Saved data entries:
::::

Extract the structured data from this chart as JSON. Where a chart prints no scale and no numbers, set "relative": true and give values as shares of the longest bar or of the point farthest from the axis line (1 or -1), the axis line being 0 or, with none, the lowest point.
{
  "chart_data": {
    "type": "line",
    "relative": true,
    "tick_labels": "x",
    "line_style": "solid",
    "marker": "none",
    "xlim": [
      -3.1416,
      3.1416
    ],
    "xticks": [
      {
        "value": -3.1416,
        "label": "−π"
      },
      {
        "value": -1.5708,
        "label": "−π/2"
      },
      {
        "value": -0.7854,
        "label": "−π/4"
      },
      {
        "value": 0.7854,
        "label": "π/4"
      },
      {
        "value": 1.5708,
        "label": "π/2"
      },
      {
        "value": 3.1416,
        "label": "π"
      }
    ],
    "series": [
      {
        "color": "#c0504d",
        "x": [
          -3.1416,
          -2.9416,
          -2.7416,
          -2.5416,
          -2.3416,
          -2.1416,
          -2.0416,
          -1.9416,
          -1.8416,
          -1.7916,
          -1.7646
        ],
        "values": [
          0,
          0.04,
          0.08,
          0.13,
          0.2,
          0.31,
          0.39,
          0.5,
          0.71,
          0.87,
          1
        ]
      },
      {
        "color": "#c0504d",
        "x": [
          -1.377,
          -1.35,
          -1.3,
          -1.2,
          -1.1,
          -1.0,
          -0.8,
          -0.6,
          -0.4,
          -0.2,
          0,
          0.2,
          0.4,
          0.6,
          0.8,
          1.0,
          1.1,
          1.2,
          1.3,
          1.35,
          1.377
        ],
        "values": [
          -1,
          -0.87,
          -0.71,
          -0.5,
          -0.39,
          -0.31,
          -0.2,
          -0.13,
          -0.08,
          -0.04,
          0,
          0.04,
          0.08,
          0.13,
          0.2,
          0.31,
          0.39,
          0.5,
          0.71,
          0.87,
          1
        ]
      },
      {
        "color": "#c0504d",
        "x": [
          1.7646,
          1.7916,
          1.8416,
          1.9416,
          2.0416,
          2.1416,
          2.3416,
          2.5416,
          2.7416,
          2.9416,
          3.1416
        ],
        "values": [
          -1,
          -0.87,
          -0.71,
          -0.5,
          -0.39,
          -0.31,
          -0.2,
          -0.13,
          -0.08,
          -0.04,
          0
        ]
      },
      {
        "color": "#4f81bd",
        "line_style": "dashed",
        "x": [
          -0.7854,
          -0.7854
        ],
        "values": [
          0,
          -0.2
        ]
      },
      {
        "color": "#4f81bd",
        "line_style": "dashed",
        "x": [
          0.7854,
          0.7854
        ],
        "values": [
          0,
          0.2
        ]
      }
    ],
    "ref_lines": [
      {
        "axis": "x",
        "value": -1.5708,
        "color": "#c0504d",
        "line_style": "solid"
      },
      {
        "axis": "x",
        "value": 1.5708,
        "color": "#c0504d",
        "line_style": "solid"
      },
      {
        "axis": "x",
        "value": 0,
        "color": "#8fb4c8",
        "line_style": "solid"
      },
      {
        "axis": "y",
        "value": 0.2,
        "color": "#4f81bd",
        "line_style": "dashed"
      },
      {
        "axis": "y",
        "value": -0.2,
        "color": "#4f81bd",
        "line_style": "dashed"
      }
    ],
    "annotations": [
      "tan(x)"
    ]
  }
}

::::

Task brief
Find the lines that include the string "none", then copy each of them.

Solution
Extract the structured data from this chart as JSON. Where a chart prints no scale and no numbers, set "relative": true and give values as shares of the longest bar or of the point farthest from the axis line (1 or -1), the axis line being 0 or, with none, the lowest point.
    "marker": "none",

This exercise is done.